BEGIN

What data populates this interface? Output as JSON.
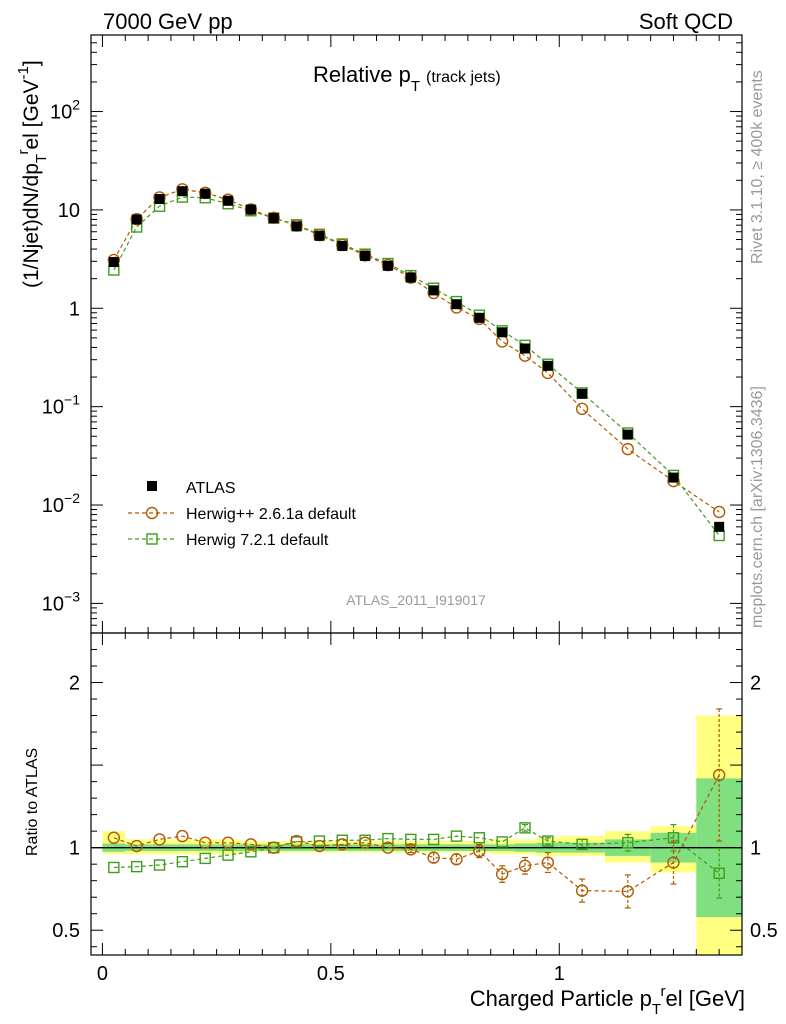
{
  "header": {
    "left": "7000 GeV pp",
    "right": "Soft QCD",
    "side_rivet": "Rivet 3.1.10, ≥ 400k events",
    "side_mcplots": "mcplots.cern.ch [arXiv:1306.3436]"
  },
  "chart_data": [
    {
      "type": "scatter",
      "title": "Relative p_T (track jets)",
      "title_main": "Relative p",
      "title_sub": "T",
      "title_suffix": "(track jets)",
      "analysis_id": "ATLAS_2011_I919017",
      "ylabel": "(1/Njet)dN/dp_T^rel [GeV^-1]",
      "ylabel_parts": {
        "a": "(1/Njet)dN/dp",
        "b": "T",
        "c": "r",
        "d": "el [GeV",
        "e": "-1",
        "f": "]"
      },
      "yscale": "log",
      "ylim": [
        0.0005,
        600
      ],
      "y_ticks": [
        {
          "value": 0.001,
          "base": "10",
          "exp": "−3"
        },
        {
          "value": 0.01,
          "base": "10",
          "exp": "−2"
        },
        {
          "value": 0.1,
          "base": "10",
          "exp": "−1"
        },
        {
          "value": 1,
          "base": "1",
          "exp": ""
        },
        {
          "value": 10,
          "base": "10",
          "exp": ""
        },
        {
          "value": 100,
          "base": "10",
          "exp": "2"
        }
      ],
      "xlim": [
        -0.025,
        1.4
      ],
      "x": [
        0.025,
        0.075,
        0.125,
        0.175,
        0.225,
        0.275,
        0.325,
        0.375,
        0.425,
        0.475,
        0.525,
        0.575,
        0.625,
        0.675,
        0.725,
        0.775,
        0.825,
        0.875,
        0.925,
        0.975,
        1.05,
        1.15,
        1.25,
        1.35
      ],
      "legend_position": "bottom-left",
      "series": [
        {
          "name": "ATLAS",
          "marker": "filled-square",
          "color": "#000000",
          "values": [
            2.95,
            8.0,
            12.9,
            15.5,
            14.6,
            12.4,
            10.1,
            8.25,
            6.8,
            5.45,
            4.3,
            3.4,
            2.7,
            2.05,
            1.52,
            1.1,
            0.8,
            0.57,
            0.39,
            0.26,
            0.135,
            0.052,
            0.019,
            0.006
          ]
        },
        {
          "name": "Herwig++ 2.6.1a default",
          "marker": "open-circle",
          "color": "#b35a00",
          "values": [
            3.1,
            8.05,
            13.4,
            16.2,
            14.9,
            12.7,
            10.1,
            8.3,
            6.95,
            5.55,
            4.4,
            3.45,
            2.75,
            2.05,
            1.43,
            1.02,
            0.78,
            0.46,
            0.33,
            0.22,
            0.095,
            0.037,
            0.0175,
            0.0085
          ]
        },
        {
          "name": "Herwig 7.2.1 default",
          "marker": "open-square",
          "color": "#3f9d1d",
          "values": [
            2.45,
            6.7,
            10.9,
            13.5,
            13.3,
            11.55,
            9.8,
            8.25,
            7.05,
            5.65,
            4.5,
            3.55,
            2.85,
            2.15,
            1.6,
            1.17,
            0.85,
            0.59,
            0.42,
            0.27,
            0.138,
            0.054,
            0.02,
            0.0049
          ]
        }
      ]
    },
    {
      "type": "scatter",
      "xlabel": "Charged Particle p_T^rel [GeV]",
      "xlabel_parts": {
        "a": "Charged Particle p",
        "b": "T",
        "c": "r",
        "d": "el [GeV]"
      },
      "ylabel": "Ratio to ATLAS",
      "ylim": [
        0.35,
        2.3
      ],
      "y_ticks": [
        "0.5",
        "1",
        "2"
      ],
      "x_ticks": [
        "0",
        "0.5",
        "1"
      ],
      "xlim": [
        -0.025,
        1.4
      ],
      "bins": [
        [
          0,
          0.05
        ],
        [
          0.05,
          0.1
        ],
        [
          0.1,
          0.15
        ],
        [
          0.15,
          0.2
        ],
        [
          0.2,
          0.25
        ],
        [
          0.25,
          0.3
        ],
        [
          0.3,
          0.35
        ],
        [
          0.35,
          0.4
        ],
        [
          0.4,
          0.45
        ],
        [
          0.45,
          0.5
        ],
        [
          0.5,
          0.55
        ],
        [
          0.55,
          0.6
        ],
        [
          0.6,
          0.65
        ],
        [
          0.65,
          0.7
        ],
        [
          0.7,
          0.75
        ],
        [
          0.75,
          0.8
        ],
        [
          0.8,
          0.85
        ],
        [
          0.85,
          0.9
        ],
        [
          0.9,
          0.95
        ],
        [
          0.95,
          1.0
        ],
        [
          1.0,
          1.1
        ],
        [
          1.1,
          1.2
        ],
        [
          1.2,
          1.3
        ],
        [
          1.3,
          1.4
        ]
      ],
      "band_green": [
        0.025,
        0.02,
        0.02,
        0.02,
        0.02,
        0.02,
        0.02,
        0.02,
        0.02,
        0.02,
        0.02,
        0.02,
        0.02,
        0.02,
        0.02,
        0.02,
        0.02,
        0.02,
        0.025,
        0.03,
        0.03,
        0.05,
        0.09,
        0.42
      ],
      "band_yellow": [
        0.1,
        0.05,
        0.05,
        0.05,
        0.05,
        0.05,
        0.04,
        0.04,
        0.04,
        0.04,
        0.04,
        0.04,
        0.04,
        0.04,
        0.04,
        0.04,
        0.04,
        0.05,
        0.05,
        0.06,
        0.07,
        0.1,
        0.13,
        0.8
      ],
      "band_yellow_low": [
        0.04,
        0.04,
        0.04,
        0.04,
        0.04,
        0.04,
        0.03,
        0.03,
        0.03,
        0.03,
        0.03,
        0.03,
        0.03,
        0.03,
        0.03,
        0.03,
        0.03,
        0.04,
        0.04,
        0.05,
        0.05,
        0.09,
        0.15,
        0.7
      ],
      "series": [
        {
          "name": "Herwig++ 2.6.1a default",
          "color": "#b35a00",
          "values": [
            1.06,
            1.01,
            1.05,
            1.07,
            1.03,
            1.03,
            1.02,
            1.0,
            1.04,
            1.01,
            1.02,
            1.03,
            1.0,
            0.99,
            0.94,
            0.93,
            0.98,
            0.84,
            0.89,
            0.91,
            0.74,
            0.735,
            0.91,
            1.44
          ],
          "err": [
            0.01,
            0.01,
            0.01,
            0.01,
            0.01,
            0.01,
            0.01,
            0.01,
            0.01,
            0.01,
            0.01,
            0.01,
            0.01,
            0.02,
            0.03,
            0.03,
            0.04,
            0.05,
            0.05,
            0.06,
            0.07,
            0.1,
            0.13,
            0.4
          ]
        },
        {
          "name": "Herwig 7.2.1 default",
          "color": "#3f9d1d",
          "values": [
            0.88,
            0.885,
            0.895,
            0.915,
            0.935,
            0.955,
            0.975,
            1.0,
            1.035,
            1.04,
            1.045,
            1.045,
            1.055,
            1.05,
            1.05,
            1.07,
            1.06,
            1.035,
            1.12,
            1.04,
            1.02,
            1.03,
            1.06,
            0.845
          ],
          "err": [
            0.01,
            0.01,
            0.01,
            0.01,
            0.01,
            0.01,
            0.01,
            0.01,
            0.01,
            0.01,
            0.01,
            0.01,
            0.01,
            0.01,
            0.01,
            0.01,
            0.015,
            0.015,
            0.02,
            0.02,
            0.03,
            0.05,
            0.08,
            0.15
          ]
        }
      ]
    }
  ]
}
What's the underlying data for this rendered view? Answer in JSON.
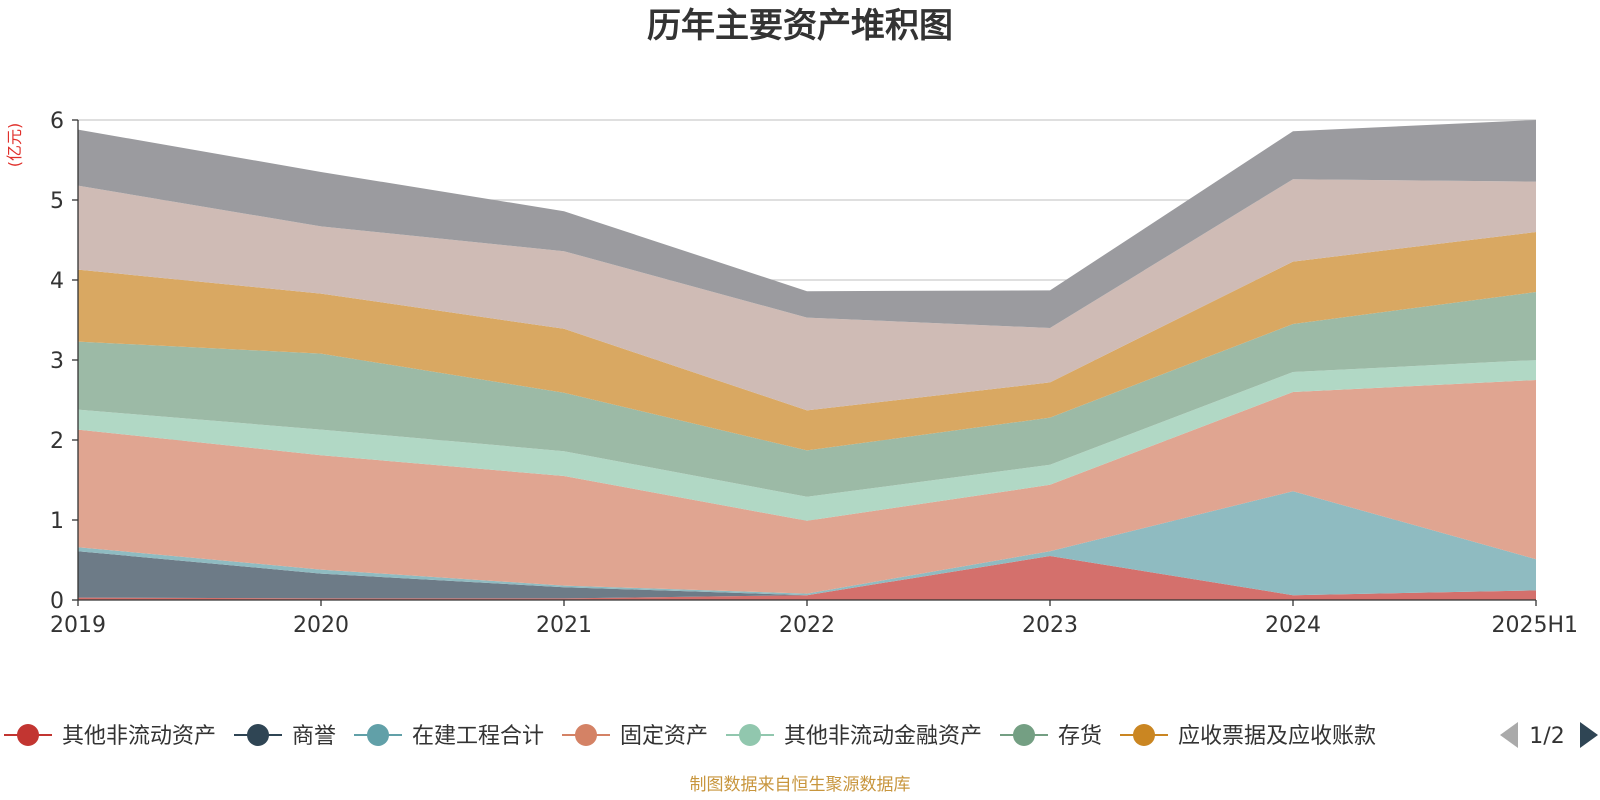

END

▸ **Your task**: Print out every entry above without changing a word, and leave out the pictures.

▸ **Task result**:
What data populates this interface? Output as JSON.
{
  "header": {
    "left": "7000 GeV pp",
    "right": "Soft QCD",
    "side_rivet": "Rivet 3.1.10, ≥ 400k events",
    "side_mcplots": "mcplots.cern.ch [arXiv:1306.3436]"
  },
  "chart_data": [
    {
      "type": "scatter",
      "title": "Relative p_T (track jets)",
      "title_main": "Relative p",
      "title_sub": "T",
      "title_suffix": "(track jets)",
      "analysis_id": "ATLAS_2011_I919017",
      "ylabel": "(1/Njet)dN/dp_T^rel [GeV^-1]",
      "ylabel_parts": {
        "a": "(1/Njet)dN/dp",
        "b": "T",
        "c": "r",
        "d": "el [GeV",
        "e": "-1",
        "f": "]"
      },
      "yscale": "log",
      "ylim": [
        0.0005,
        600
      ],
      "y_ticks": [
        {
          "value": 0.001,
          "base": "10",
          "exp": "−3"
        },
        {
          "value": 0.01,
          "base": "10",
          "exp": "−2"
        },
        {
          "value": 0.1,
          "base": "10",
          "exp": "−1"
        },
        {
          "value": 1,
          "base": "1",
          "exp": ""
        },
        {
          "value": 10,
          "base": "10",
          "exp": ""
        },
        {
          "value": 100,
          "base": "10",
          "exp": "2"
        }
      ],
      "xlim": [
        -0.025,
        1.4
      ],
      "x": [
        0.025,
        0.075,
        0.125,
        0.175,
        0.225,
        0.275,
        0.325,
        0.375,
        0.425,
        0.475,
        0.525,
        0.575,
        0.625,
        0.675,
        0.725,
        0.775,
        0.825,
        0.875,
        0.925,
        0.975,
        1.05,
        1.15,
        1.25,
        1.35
      ],
      "legend_position": "bottom-left",
      "series": [
        {
          "name": "ATLAS",
          "marker": "filled-square",
          "color": "#000000",
          "values": [
            2.95,
            8.0,
            12.9,
            15.5,
            14.6,
            12.4,
            10.1,
            8.25,
            6.8,
            5.45,
            4.3,
            3.4,
            2.7,
            2.05,
            1.52,
            1.1,
            0.8,
            0.57,
            0.39,
            0.26,
            0.135,
            0.052,
            0.019,
            0.006
          ]
        },
        {
          "name": "Herwig++ 2.6.1a default",
          "marker": "open-circle",
          "color": "#b35a00",
          "values": [
            3.1,
            8.05,
            13.4,
            16.2,
            14.9,
            12.7,
            10.1,
            8.3,
            6.95,
            5.55,
            4.4,
            3.45,
            2.75,
            2.05,
            1.43,
            1.02,
            0.78,
            0.46,
            0.33,
            0.22,
            0.095,
            0.037,
            0.0175,
            0.0085
          ]
        },
        {
          "name": "Herwig 7.2.1 default",
          "marker": "open-square",
          "color": "#3f9d1d",
          "values": [
            2.45,
            6.7,
            10.9,
            13.5,
            13.3,
            11.55,
            9.8,
            8.25,
            7.05,
            5.65,
            4.5,
            3.55,
            2.85,
            2.15,
            1.6,
            1.17,
            0.85,
            0.59,
            0.42,
            0.27,
            0.138,
            0.054,
            0.02,
            0.0049
          ]
        }
      ]
    },
    {
      "type": "scatter",
      "xlabel": "Charged Particle p_T^rel [GeV]",
      "xlabel_parts": {
        "a": "Charged Particle p",
        "b": "T",
        "c": "r",
        "d": "el [GeV]"
      },
      "ylabel": "Ratio to ATLAS",
      "ylim": [
        0.35,
        2.3
      ],
      "y_ticks": [
        "0.5",
        "1",
        "2"
      ],
      "x_ticks": [
        "0",
        "0.5",
        "1"
      ],
      "xlim": [
        -0.025,
        1.4
      ],
      "bins": [
        [
          0,
          0.05
        ],
        [
          0.05,
          0.1
        ],
        [
          0.1,
          0.15
        ],
        [
          0.15,
          0.2
        ],
        [
          0.2,
          0.25
        ],
        [
          0.25,
          0.3
        ],
        [
          0.3,
          0.35
        ],
        [
          0.35,
          0.4
        ],
        [
          0.4,
          0.45
        ],
        [
          0.45,
          0.5
        ],
        [
          0.5,
          0.55
        ],
        [
          0.55,
          0.6
        ],
        [
          0.6,
          0.65
        ],
        [
          0.65,
          0.7
        ],
        [
          0.7,
          0.75
        ],
        [
          0.75,
          0.8
        ],
        [
          0.8,
          0.85
        ],
        [
          0.85,
          0.9
        ],
        [
          0.9,
          0.95
        ],
        [
          0.95,
          1.0
        ],
        [
          1.0,
          1.1
        ],
        [
          1.1,
          1.2
        ],
        [
          1.2,
          1.3
        ],
        [
          1.3,
          1.4
        ]
      ],
      "band_green": [
        0.025,
        0.02,
        0.02,
        0.02,
        0.02,
        0.02,
        0.02,
        0.02,
        0.02,
        0.02,
        0.02,
        0.02,
        0.02,
        0.02,
        0.02,
        0.02,
        0.02,
        0.02,
        0.025,
        0.03,
        0.03,
        0.05,
        0.09,
        0.42
      ],
      "band_yellow": [
        0.1,
        0.05,
        0.05,
        0.05,
        0.05,
        0.05,
        0.04,
        0.04,
        0.04,
        0.04,
        0.04,
        0.04,
        0.04,
        0.04,
        0.04,
        0.04,
        0.04,
        0.05,
        0.05,
        0.06,
        0.07,
        0.1,
        0.13,
        0.8
      ],
      "band_yellow_low": [
        0.04,
        0.04,
        0.04,
        0.04,
        0.04,
        0.04,
        0.03,
        0.03,
        0.03,
        0.03,
        0.03,
        0.03,
        0.03,
        0.03,
        0.03,
        0.03,
        0.03,
        0.04,
        0.04,
        0.05,
        0.05,
        0.09,
        0.15,
        0.7
      ],
      "series": [
        {
          "name": "Herwig++ 2.6.1a default",
          "color": "#b35a00",
          "values": [
            1.06,
            1.01,
            1.05,
            1.07,
            1.03,
            1.03,
            1.02,
            1.0,
            1.04,
            1.01,
            1.02,
            1.03,
            1.0,
            0.99,
            0.94,
            0.93,
            0.98,
            0.84,
            0.89,
            0.91,
            0.74,
            0.735,
            0.91,
            1.44
          ],
          "err": [
            0.01,
            0.01,
            0.01,
            0.01,
            0.01,
            0.01,
            0.01,
            0.01,
            0.01,
            0.01,
            0.01,
            0.01,
            0.01,
            0.02,
            0.03,
            0.03,
            0.04,
            0.05,
            0.05,
            0.06,
            0.07,
            0.1,
            0.13,
            0.4
          ]
        },
        {
          "name": "Herwig 7.2.1 default",
          "color": "#3f9d1d",
          "values": [
            0.88,
            0.885,
            0.895,
            0.915,
            0.935,
            0.955,
            0.975,
            1.0,
            1.035,
            1.04,
            1.045,
            1.045,
            1.055,
            1.05,
            1.05,
            1.07,
            1.06,
            1.035,
            1.12,
            1.04,
            1.02,
            1.03,
            1.06,
            0.845
          ],
          "err": [
            0.01,
            0.01,
            0.01,
            0.01,
            0.01,
            0.01,
            0.01,
            0.01,
            0.01,
            0.01,
            0.01,
            0.01,
            0.01,
            0.01,
            0.01,
            0.01,
            0.015,
            0.015,
            0.02,
            0.02,
            0.03,
            0.05,
            0.08,
            0.15
          ]
        }
      ]
    }
  ]
}
What's the underlying data for this rendered view? Answer in JSON.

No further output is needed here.